■ **Your goal**
Output exactly the lines from the line with "Decode this image" through the end of the records below. Include nothing else.

■ **Extracted records**
—————
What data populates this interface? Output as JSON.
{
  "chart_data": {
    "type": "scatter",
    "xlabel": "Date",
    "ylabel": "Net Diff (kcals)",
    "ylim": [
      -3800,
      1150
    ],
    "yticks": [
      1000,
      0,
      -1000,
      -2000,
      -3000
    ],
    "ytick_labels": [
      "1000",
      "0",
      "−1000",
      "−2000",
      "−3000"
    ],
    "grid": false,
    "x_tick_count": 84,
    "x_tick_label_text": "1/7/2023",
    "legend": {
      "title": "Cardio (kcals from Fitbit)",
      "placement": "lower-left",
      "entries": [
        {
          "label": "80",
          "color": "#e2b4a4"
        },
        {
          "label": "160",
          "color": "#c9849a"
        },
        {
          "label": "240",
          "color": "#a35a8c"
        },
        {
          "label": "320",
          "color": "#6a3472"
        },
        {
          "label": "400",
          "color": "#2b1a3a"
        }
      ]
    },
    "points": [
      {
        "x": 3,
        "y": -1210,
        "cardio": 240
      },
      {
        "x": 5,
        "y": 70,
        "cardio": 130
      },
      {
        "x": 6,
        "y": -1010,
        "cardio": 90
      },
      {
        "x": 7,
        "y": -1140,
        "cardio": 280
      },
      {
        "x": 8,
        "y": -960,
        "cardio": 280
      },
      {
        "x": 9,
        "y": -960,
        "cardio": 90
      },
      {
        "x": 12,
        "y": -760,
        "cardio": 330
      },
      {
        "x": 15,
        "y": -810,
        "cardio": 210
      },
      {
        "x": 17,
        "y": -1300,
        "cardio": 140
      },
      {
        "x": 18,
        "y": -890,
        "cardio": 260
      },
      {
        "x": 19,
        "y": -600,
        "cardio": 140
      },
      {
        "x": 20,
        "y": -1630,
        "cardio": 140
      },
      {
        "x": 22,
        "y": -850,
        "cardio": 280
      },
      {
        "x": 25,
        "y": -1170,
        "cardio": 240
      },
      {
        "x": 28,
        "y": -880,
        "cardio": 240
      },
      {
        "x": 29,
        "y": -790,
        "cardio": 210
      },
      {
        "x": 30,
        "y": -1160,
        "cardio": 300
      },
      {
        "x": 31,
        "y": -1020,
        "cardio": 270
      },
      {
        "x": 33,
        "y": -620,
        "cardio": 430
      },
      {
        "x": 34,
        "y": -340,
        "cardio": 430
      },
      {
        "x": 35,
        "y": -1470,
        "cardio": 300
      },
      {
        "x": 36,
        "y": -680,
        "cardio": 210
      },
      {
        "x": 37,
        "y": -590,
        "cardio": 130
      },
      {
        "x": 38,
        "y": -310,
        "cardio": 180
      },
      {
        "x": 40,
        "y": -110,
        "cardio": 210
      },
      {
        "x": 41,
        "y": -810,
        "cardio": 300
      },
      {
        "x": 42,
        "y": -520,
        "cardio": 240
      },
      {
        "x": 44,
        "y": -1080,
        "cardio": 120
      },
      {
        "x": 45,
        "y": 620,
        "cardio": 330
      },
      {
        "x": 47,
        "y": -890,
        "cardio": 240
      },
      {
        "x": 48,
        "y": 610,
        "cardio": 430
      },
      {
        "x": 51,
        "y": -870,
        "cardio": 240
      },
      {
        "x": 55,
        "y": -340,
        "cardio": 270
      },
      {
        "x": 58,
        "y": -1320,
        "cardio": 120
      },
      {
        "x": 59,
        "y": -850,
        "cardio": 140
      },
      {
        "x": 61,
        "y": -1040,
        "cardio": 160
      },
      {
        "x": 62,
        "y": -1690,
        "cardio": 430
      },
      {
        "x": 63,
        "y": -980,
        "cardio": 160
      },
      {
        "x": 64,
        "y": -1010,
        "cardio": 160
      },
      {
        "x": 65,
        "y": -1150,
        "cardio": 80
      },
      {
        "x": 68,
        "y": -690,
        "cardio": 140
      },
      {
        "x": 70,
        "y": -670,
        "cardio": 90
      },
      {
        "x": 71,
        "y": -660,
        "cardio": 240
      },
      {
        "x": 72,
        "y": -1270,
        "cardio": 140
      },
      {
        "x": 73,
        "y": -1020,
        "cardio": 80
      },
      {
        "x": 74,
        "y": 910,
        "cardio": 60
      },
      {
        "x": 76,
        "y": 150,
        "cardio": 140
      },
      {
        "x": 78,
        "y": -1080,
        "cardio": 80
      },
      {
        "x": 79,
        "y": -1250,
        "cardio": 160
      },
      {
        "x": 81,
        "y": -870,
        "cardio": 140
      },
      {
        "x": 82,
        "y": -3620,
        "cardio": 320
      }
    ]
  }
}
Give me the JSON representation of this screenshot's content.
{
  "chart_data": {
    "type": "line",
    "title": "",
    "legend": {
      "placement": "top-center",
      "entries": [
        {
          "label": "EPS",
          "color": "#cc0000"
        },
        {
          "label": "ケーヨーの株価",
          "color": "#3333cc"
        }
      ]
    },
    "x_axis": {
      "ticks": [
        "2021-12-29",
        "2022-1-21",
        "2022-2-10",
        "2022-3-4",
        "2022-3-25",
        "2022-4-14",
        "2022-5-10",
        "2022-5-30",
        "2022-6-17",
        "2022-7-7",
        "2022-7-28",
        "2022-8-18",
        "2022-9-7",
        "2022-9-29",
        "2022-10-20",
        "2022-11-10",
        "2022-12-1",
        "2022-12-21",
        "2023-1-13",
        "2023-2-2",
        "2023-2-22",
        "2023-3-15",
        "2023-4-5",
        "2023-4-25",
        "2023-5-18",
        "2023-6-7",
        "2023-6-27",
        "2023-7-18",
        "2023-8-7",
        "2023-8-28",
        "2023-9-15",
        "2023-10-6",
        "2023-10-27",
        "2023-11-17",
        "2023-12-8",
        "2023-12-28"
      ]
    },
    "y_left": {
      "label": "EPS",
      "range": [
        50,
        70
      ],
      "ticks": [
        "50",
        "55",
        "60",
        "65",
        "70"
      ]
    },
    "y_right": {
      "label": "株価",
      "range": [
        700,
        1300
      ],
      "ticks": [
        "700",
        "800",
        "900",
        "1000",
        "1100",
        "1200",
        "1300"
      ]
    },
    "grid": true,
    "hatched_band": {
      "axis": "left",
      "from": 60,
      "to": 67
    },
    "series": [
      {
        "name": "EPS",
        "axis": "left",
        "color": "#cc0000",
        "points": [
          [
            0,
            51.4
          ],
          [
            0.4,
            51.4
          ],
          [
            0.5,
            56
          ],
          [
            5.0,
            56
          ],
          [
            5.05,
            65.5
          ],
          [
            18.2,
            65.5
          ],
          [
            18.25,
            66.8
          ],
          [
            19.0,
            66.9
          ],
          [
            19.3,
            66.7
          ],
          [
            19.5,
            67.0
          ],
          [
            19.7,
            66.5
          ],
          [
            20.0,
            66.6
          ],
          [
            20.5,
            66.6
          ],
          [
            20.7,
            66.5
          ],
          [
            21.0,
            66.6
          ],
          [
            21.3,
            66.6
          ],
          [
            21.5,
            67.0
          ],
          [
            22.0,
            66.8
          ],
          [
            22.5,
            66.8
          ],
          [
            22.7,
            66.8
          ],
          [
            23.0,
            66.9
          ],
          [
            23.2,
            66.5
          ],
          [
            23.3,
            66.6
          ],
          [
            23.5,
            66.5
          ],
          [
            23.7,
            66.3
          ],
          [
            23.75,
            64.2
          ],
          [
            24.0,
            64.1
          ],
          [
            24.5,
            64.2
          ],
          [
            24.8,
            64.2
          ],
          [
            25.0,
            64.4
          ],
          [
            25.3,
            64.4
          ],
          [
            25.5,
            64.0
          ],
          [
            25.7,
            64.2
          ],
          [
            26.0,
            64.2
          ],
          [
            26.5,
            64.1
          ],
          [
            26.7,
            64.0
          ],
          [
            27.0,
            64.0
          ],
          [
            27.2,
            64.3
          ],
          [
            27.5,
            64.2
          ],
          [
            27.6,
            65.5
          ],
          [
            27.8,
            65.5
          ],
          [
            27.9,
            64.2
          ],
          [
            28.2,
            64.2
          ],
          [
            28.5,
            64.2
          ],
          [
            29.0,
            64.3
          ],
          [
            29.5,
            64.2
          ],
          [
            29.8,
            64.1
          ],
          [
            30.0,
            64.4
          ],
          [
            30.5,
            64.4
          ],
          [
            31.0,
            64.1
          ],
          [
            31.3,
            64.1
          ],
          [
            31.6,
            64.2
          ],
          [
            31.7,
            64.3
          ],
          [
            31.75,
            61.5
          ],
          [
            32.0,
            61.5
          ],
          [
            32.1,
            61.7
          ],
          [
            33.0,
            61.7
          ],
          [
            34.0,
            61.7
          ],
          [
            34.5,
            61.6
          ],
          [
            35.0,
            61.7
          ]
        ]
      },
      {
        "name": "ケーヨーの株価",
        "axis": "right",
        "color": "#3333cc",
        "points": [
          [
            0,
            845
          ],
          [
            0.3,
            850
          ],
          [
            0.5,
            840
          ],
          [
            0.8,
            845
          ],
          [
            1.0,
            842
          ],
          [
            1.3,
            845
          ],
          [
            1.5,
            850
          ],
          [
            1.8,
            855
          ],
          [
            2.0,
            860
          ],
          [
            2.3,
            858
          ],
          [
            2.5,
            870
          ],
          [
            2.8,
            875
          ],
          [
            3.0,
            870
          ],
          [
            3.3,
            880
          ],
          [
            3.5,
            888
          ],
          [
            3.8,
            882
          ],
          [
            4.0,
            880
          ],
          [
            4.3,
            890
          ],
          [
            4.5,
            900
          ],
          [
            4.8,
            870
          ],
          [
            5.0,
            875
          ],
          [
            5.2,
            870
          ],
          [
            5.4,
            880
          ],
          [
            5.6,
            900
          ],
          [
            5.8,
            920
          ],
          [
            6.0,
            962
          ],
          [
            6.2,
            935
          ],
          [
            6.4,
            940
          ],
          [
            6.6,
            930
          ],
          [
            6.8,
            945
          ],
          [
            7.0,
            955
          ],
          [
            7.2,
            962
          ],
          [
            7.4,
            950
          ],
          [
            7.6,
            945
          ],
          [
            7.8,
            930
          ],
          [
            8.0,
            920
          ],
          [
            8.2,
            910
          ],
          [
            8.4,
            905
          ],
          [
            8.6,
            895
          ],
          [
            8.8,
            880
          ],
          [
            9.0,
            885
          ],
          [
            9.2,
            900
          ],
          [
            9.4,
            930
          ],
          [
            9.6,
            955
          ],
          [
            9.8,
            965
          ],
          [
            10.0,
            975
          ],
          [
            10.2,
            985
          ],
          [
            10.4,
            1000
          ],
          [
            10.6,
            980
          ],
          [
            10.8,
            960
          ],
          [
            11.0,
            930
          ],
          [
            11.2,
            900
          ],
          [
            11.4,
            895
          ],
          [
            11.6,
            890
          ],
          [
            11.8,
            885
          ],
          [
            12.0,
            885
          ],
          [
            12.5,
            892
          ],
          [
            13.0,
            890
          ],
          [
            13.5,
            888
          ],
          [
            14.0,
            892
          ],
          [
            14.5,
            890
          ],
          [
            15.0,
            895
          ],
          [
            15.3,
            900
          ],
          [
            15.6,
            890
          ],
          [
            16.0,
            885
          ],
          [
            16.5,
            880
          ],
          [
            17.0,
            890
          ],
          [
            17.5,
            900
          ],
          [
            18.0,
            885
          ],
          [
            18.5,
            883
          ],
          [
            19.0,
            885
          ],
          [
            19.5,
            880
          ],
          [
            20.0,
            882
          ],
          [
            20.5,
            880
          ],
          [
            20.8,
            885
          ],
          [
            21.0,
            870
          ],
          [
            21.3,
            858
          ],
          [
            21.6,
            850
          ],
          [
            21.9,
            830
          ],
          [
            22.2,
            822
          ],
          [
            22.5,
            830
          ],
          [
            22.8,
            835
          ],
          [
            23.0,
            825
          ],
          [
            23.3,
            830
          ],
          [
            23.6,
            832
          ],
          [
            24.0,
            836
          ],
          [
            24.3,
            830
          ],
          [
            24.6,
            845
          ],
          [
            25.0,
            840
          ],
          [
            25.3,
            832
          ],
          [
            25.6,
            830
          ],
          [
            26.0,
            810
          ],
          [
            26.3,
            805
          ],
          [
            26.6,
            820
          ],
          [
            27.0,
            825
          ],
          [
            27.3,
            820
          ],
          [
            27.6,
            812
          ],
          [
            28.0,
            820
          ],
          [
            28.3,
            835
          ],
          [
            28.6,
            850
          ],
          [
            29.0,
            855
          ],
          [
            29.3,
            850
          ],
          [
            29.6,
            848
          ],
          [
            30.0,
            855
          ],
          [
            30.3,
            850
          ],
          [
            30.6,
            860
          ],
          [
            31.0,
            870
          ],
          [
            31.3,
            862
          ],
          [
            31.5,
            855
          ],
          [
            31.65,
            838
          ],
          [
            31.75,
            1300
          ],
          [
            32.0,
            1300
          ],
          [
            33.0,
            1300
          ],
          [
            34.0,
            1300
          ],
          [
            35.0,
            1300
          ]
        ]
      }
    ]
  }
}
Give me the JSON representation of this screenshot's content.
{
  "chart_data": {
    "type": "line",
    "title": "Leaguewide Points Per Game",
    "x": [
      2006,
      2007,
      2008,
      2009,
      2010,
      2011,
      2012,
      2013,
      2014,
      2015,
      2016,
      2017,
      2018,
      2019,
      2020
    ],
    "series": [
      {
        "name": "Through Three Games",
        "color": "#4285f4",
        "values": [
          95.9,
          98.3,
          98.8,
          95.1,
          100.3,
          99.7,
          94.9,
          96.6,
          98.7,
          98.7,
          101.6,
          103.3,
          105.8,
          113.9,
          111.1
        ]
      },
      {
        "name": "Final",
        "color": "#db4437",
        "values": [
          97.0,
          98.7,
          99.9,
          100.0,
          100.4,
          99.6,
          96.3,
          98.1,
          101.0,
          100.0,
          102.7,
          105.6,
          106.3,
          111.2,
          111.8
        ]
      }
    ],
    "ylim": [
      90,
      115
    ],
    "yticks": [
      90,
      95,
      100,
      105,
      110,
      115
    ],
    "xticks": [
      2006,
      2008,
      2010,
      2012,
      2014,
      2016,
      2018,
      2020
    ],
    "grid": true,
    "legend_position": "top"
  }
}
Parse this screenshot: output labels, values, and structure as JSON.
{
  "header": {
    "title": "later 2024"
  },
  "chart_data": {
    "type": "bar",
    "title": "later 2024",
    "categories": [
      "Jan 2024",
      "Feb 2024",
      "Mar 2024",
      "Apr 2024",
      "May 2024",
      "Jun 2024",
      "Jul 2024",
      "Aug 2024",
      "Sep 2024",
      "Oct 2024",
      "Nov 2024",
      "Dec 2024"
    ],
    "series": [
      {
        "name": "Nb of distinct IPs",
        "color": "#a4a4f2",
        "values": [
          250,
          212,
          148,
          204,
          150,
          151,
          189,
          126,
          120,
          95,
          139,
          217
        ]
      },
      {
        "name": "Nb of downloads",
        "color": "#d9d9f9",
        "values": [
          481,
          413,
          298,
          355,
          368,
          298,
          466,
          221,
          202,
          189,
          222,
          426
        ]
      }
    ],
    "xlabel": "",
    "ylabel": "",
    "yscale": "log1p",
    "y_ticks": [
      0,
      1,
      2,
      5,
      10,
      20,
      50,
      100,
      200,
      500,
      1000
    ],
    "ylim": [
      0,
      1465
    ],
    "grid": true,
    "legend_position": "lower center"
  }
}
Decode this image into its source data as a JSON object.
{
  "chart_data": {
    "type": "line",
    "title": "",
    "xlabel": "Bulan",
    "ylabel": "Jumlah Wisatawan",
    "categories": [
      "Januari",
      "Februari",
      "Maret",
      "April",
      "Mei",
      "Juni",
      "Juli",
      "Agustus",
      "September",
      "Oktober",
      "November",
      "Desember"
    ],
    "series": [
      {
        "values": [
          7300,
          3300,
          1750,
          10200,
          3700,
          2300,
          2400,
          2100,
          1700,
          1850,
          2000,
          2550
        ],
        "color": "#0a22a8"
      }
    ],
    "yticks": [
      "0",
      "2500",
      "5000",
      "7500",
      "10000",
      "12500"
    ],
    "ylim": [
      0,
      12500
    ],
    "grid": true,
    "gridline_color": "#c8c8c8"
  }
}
—————
■ **Reply to the exercise**
Decode this image into its source data as a JSON object.
{
  "chart_data": {
    "type": "line",
    "title": "",
    "xlabel": "Bulan",
    "ylabel": "Jumlah Wisatawan",
    "categories": [
      "Januari",
      "Februari",
      "Maret",
      "April",
      "Mei",
      "Juni",
      "Juli",
      "Agustus",
      "September",
      "Oktober",
      "November",
      "Desember"
    ],
    "series": [
      {
        "values": [
          7300,
          3300,
          1750,
          10200,
          3700,
          2300,
          2400,
          2100,
          1700,
          1850,
          2000,
          2550
        ],
        "color": "#0a22a8"
      }
    ],
    "yticks": [
      "0",
      "2500",
      "5000",
      "7500",
      "10000",
      "12500"
    ],
    "ylim": [
      0,
      12500
    ],
    "grid": true,
    "gridline_color": "#c8c8c8"
  }
}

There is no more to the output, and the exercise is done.